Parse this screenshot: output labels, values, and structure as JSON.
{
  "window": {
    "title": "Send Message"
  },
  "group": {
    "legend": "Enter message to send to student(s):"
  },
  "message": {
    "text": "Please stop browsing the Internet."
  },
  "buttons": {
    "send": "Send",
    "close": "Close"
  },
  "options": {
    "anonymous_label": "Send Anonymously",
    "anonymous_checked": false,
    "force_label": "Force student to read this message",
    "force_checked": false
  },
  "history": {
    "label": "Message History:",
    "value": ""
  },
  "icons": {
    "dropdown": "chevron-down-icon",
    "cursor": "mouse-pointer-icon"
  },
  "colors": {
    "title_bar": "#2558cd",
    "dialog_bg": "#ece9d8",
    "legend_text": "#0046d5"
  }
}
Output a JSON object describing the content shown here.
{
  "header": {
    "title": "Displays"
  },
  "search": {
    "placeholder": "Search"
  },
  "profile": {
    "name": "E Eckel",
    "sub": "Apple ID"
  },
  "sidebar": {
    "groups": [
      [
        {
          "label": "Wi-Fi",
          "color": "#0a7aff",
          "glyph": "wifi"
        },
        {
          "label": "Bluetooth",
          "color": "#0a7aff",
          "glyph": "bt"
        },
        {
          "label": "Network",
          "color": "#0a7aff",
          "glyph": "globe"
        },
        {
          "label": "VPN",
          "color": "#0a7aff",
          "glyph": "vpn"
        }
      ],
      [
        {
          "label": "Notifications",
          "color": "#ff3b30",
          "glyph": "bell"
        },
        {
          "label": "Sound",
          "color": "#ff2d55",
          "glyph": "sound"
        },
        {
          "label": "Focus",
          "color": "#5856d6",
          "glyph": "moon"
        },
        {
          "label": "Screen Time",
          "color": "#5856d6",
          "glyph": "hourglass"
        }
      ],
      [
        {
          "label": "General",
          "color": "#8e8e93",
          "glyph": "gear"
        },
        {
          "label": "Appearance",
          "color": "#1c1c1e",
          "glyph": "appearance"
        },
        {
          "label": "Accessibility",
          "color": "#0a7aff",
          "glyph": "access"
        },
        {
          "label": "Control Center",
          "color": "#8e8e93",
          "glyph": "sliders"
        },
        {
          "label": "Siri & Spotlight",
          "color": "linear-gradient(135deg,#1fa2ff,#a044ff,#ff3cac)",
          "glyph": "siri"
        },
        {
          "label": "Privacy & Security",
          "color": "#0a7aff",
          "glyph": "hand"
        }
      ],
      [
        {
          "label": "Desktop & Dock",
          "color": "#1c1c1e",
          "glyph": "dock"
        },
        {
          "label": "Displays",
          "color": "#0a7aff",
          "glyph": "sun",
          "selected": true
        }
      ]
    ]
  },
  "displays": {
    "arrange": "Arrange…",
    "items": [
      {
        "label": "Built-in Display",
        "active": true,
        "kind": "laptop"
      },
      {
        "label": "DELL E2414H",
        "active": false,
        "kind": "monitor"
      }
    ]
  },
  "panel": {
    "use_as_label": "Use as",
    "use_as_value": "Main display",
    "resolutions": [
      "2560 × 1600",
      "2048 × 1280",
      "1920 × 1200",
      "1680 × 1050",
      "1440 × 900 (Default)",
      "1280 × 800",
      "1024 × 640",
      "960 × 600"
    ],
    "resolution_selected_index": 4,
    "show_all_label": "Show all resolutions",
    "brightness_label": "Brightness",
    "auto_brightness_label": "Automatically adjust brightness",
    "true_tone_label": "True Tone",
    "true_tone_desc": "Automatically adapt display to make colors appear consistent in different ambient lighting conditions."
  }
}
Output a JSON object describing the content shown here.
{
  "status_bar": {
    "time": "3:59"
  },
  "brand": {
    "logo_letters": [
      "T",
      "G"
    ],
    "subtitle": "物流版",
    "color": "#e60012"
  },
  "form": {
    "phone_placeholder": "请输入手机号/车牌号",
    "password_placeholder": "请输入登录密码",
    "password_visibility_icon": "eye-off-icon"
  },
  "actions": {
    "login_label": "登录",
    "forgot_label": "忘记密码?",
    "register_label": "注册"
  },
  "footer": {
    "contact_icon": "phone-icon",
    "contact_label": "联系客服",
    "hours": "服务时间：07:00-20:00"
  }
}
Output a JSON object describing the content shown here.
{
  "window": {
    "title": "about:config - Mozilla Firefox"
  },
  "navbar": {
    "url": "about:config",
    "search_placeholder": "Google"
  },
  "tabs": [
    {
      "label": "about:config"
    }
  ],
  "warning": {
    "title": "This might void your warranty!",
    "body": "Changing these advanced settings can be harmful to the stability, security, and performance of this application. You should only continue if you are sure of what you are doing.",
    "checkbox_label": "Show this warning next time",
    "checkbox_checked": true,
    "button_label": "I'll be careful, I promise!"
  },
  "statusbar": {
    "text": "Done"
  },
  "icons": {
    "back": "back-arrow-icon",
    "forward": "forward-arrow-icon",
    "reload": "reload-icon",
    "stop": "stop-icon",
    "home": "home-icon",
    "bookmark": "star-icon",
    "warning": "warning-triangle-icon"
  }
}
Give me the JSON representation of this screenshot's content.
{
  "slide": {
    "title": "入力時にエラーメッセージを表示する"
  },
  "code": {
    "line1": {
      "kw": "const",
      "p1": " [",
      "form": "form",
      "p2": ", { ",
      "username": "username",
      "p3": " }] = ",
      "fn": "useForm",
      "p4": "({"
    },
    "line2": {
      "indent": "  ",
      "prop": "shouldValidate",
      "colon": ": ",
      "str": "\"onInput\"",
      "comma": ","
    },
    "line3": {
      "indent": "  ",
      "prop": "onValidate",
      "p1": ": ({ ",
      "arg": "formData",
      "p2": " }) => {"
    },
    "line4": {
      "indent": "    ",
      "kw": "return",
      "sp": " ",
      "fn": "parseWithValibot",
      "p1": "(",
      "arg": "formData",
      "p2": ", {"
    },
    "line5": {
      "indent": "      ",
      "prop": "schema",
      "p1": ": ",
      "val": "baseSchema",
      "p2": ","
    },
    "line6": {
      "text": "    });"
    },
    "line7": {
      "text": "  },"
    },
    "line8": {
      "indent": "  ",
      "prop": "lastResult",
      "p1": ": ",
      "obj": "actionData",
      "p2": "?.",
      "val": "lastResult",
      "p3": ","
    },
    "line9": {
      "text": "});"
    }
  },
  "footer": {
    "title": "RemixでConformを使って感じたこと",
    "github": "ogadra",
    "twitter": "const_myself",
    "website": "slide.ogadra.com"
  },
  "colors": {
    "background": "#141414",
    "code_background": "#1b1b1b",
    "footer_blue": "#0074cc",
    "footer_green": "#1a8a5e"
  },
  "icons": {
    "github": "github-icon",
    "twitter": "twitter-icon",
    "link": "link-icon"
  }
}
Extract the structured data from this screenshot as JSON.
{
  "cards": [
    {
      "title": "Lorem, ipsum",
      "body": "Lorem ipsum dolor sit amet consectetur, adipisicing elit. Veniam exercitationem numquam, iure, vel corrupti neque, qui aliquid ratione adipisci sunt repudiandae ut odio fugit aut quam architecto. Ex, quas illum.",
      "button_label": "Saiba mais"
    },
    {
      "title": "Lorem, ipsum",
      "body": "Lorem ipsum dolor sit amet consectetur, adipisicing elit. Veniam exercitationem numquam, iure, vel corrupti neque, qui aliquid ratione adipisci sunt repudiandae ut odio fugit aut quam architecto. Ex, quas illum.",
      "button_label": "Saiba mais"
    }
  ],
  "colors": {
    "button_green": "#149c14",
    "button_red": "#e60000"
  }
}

> _THE REQUEST_: Give an exact copy of all the data shown above.

> _TASK RESULT_:
Parse this screenshot: output labels, values, and structure as JSON.
{
  "window": {
    "title": "Send Message"
  },
  "group": {
    "legend": "Enter message to send to student(s):"
  },
  "message": {
    "text": "Please stop browsing the Internet."
  },
  "buttons": {
    "send": "Send",
    "close": "Close"
  },
  "options": {
    "anonymous_label": "Send Anonymously",
    "anonymous_checked": false,
    "force_label": "Force student to read this message",
    "force_checked": false
  },
  "history": {
    "label": "Message History:",
    "value": ""
  },
  "icons": {
    "dropdown": "chevron-down-icon",
    "cursor": "mouse-pointer-icon"
  },
  "colors": {
    "title_bar": "#2558cd",
    "dialog_bg": "#ece9d8",
    "legend_text": "#0046d5"
  }
}
Output a JSON object describing the content shown here.
{
  "header": {
    "title": "Displays"
  },
  "search": {
    "placeholder": "Search"
  },
  "profile": {
    "name": "E Eckel",
    "sub": "Apple ID"
  },
  "sidebar": {
    "groups": [
      [
        {
          "label": "Wi-Fi",
          "color": "#0a7aff",
          "glyph": "wifi"
        },
        {
          "label": "Bluetooth",
          "color": "#0a7aff",
          "glyph": "bt"
        },
        {
          "label": "Network",
          "color": "#0a7aff",
          "glyph": "globe"
        },
        {
          "label": "VPN",
          "color": "#0a7aff",
          "glyph": "vpn"
        }
      ],
      [
        {
          "label": "Notifications",
          "color": "#ff3b30",
          "glyph": "bell"
        },
        {
          "label": "Sound",
          "color": "#ff2d55",
          "glyph": "sound"
        },
        {
          "label": "Focus",
          "color": "#5856d6",
          "glyph": "moon"
        },
        {
          "label": "Screen Time",
          "color": "#5856d6",
          "glyph": "hourglass"
        }
      ],
      [
        {
          "label": "General",
          "color": "#8e8e93",
          "glyph": "gear"
        },
        {
          "label": "Appearance",
          "color": "#1c1c1e",
          "glyph": "appearance"
        },
        {
          "label": "Accessibility",
          "color": "#0a7aff",
          "glyph": "access"
        },
        {
          "label": "Control Center",
          "color": "#8e8e93",
          "glyph": "sliders"
        },
        {
          "label": "Siri & Spotlight",
          "color": "linear-gradient(135deg,#1fa2ff,#a044ff,#ff3cac)",
          "glyph": "siri"
        },
        {
          "label": "Privacy & Security",
          "color": "#0a7aff",
          "glyph": "hand"
        }
      ],
      [
        {
          "label": "Desktop & Dock",
          "color": "#1c1c1e",
          "glyph": "dock"
        },
        {
          "label": "Displays",
          "color": "#0a7aff",
          "glyph": "sun",
          "selected": true
        }
      ]
    ]
  },
  "displays": {
    "arrange": "Arrange…",
    "items": [
      {
        "label": "Built-in Display",
        "active": true,
        "kind": "laptop"
      },
      {
        "label": "DELL E2414H",
        "active": false,
        "kind": "monitor"
      }
    ]
  },
  "panel": {
    "use_as_label": "Use as",
    "use_as_value": "Main display",
    "resolutions": [
      "2560 × 1600",
      "2048 × 1280",
      "1920 × 1200",
      "1680 × 1050",
      "1440 × 900 (Default)",
      "1280 × 800",
      "1024 × 640",
      "960 × 600"
    ],
    "resolution_selected_index": 4,
    "show_all_label": "Show all resolutions",
    "brightness_label": "Brightness",
    "auto_brightness_label": "Automatically adjust brightness",
    "true_tone_label": "True Tone",
    "true_tone_desc": "Automatically adapt display to make colors appear consistent in different ambient lighting conditions."
  }
}
Output a JSON object describing the content shown here.
{
  "status_bar": {
    "time": "3:59"
  },
  "brand": {
    "logo_letters": [
      "T",
      "G"
    ],
    "subtitle": "物流版",
    "color": "#e60012"
  },
  "form": {
    "phone_placeholder": "请输入手机号/车牌号",
    "password_placeholder": "请输入登录密码",
    "password_visibility_icon": "eye-off-icon"
  },
  "actions": {
    "login_label": "登录",
    "forgot_label": "忘记密码?",
    "register_label": "注册"
  },
  "footer": {
    "contact_icon": "phone-icon",
    "contact_label": "联系客服",
    "hours": "服务时间：07:00-20:00"
  }
}
Output a JSON object describing the content shown here.
{
  "window": {
    "title": "about:config - Mozilla Firefox"
  },
  "navbar": {
    "url": "about:config",
    "search_placeholder": "Google"
  },
  "tabs": [
    {
      "label": "about:config"
    }
  ],
  "warning": {
    "title": "This might void your warranty!",
    "body": "Changing these advanced settings can be harmful to the stability, security, and performance of this application. You should only continue if you are sure of what you are doing.",
    "checkbox_label": "Show this warning next time",
    "checkbox_checked": true,
    "button_label": "I'll be careful, I promise!"
  },
  "statusbar": {
    "text": "Done"
  },
  "icons": {
    "back": "back-arrow-icon",
    "forward": "forward-arrow-icon",
    "reload": "reload-icon",
    "stop": "stop-icon",
    "home": "home-icon",
    "bookmark": "star-icon",
    "warning": "warning-triangle-icon"
  }
}
Give me the JSON representation of this screenshot's content.
{
  "slide": {
    "title": "入力時にエラーメッセージを表示する"
  },
  "code": {
    "line1": {
      "kw": "const",
      "p1": " [",
      "form": "form",
      "p2": ", { ",
      "username": "username",
      "p3": " }] = ",
      "fn": "useForm",
      "p4": "({"
    },
    "line2": {
      "indent": "  ",
      "prop": "shouldValidate",
      "colon": ": ",
      "str": "\"onInput\"",
      "comma": ","
    },
    "line3": {
      "indent": "  ",
      "prop": "onValidate",
      "p1": ": ({ ",
      "arg": "formData",
      "p2": " }) => {"
    },
    "line4": {
      "indent": "    ",
      "kw": "return",
      "sp": " ",
      "fn": "parseWithValibot",
      "p1": "(",
      "arg": "formData",
      "p2": ", {"
    },
    "line5": {
      "indent": "      ",
      "prop": "schema",
      "p1": ": ",
      "val": "baseSchema",
      "p2": ","
    },
    "line6": {
      "text": "    });"
    },
    "line7": {
      "text": "  },"
    },
    "line8": {
      "indent": "  ",
      "prop": "lastResult",
      "p1": ": ",
      "obj": "actionData",
      "p2": "?.",
      "val": "lastResult",
      "p3": ","
    },
    "line9": {
      "text": "});"
    }
  },
  "footer": {
    "title": "RemixでConformを使って感じたこと",
    "github": "ogadra",
    "twitter": "const_myself",
    "website": "slide.ogadra.com"
  },
  "colors": {
    "background": "#141414",
    "code_background": "#1b1b1b",
    "footer_blue": "#0074cc",
    "footer_green": "#1a8a5e"
  },
  "icons": {
    "github": "github-icon",
    "twitter": "twitter-icon",
    "link": "link-icon"
  }
}
Extract the structured data from this screenshot as JSON.
{
  "cards": [
    {
      "title": "Lorem, ipsum",
      "body": "Lorem ipsum dolor sit amet consectetur, adipisicing elit. Veniam exercitationem numquam, iure, vel corrupti neque, qui aliquid ratione adipisci sunt repudiandae ut odio fugit aut quam architecto. Ex, quas illum.",
      "button_label": "Saiba mais"
    },
    {
      "title": "Lorem, ipsum",
      "body": "Lorem ipsum dolor sit amet consectetur, adipisicing elit. Veniam exercitationem numquam, iure, vel corrupti neque, qui aliquid ratione adipisci sunt repudiandae ut odio fugit aut quam architecto. Ex, quas illum.",
      "button_label": "Saiba mais"
    }
  ],
  "colors": {
    "button_green": "#149c14",
    "button_red": "#e60000"
  }
}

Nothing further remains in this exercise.